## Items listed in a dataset
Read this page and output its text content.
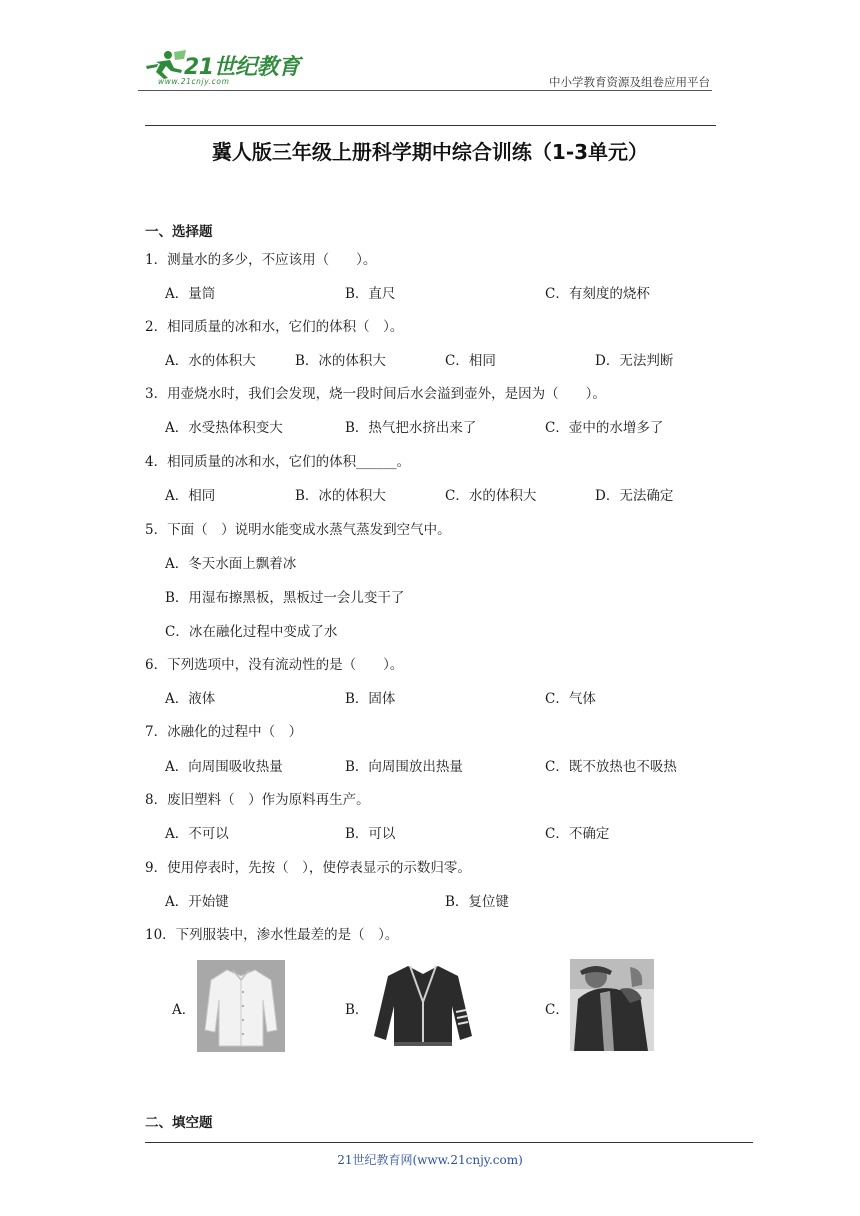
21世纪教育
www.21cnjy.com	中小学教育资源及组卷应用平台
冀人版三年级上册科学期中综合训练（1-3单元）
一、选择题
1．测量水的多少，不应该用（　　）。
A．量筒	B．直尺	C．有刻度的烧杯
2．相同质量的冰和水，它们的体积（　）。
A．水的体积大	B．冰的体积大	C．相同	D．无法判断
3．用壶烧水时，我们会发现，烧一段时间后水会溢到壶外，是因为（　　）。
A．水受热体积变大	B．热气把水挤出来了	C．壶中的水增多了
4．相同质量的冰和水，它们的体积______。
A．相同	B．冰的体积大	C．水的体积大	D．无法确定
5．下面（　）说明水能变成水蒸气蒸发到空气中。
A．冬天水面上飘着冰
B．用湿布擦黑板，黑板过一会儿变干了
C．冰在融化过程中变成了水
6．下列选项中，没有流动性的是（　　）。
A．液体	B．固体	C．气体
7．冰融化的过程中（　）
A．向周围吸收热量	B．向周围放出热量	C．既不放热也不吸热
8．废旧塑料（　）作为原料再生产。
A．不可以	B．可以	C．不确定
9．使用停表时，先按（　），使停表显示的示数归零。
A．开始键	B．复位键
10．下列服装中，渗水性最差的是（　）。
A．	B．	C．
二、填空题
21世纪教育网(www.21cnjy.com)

## Description of the task
Print every entry above again without changing a word, and omit the pictures.

## Reply
Read this page and output its text content.
21世纪教育
www.21cnjy.com	中小学教育资源及组卷应用平台
冀人版三年级上册科学期中综合训练（1-3单元）
一、选择题
1．测量水的多少，不应该用（　　）。
A．量筒	B．直尺	C．有刻度的烧杯
2．相同质量的冰和水，它们的体积（　）。
A．水的体积大	B．冰的体积大	C．相同	D．无法判断
3．用壶烧水时，我们会发现，烧一段时间后水会溢到壶外，是因为（　　）。
A．水受热体积变大	B．热气把水挤出来了	C．壶中的水增多了
4．相同质量的冰和水，它们的体积______。
A．相同	B．冰的体积大	C．水的体积大	D．无法确定
5．下面（　）说明水能变成水蒸气蒸发到空气中。
A．冬天水面上飘着冰
B．用湿布擦黑板，黑板过一会儿变干了
C．冰在融化过程中变成了水
6．下列选项中，没有流动性的是（　　）。
A．液体	B．固体	C．气体
7．冰融化的过程中（　）
A．向周围吸收热量	B．向周围放出热量	C．既不放热也不吸热
8．废旧塑料（　）作为原料再生产。
A．不可以	B．可以	C．不确定
9．使用停表时，先按（　），使停表显示的示数归零。
A．开始键	B．复位键
10．下列服装中，渗水性最差的是（　）。
A．	B．	C．
二、填空题
21世纪教育网(www.21cnjy.com)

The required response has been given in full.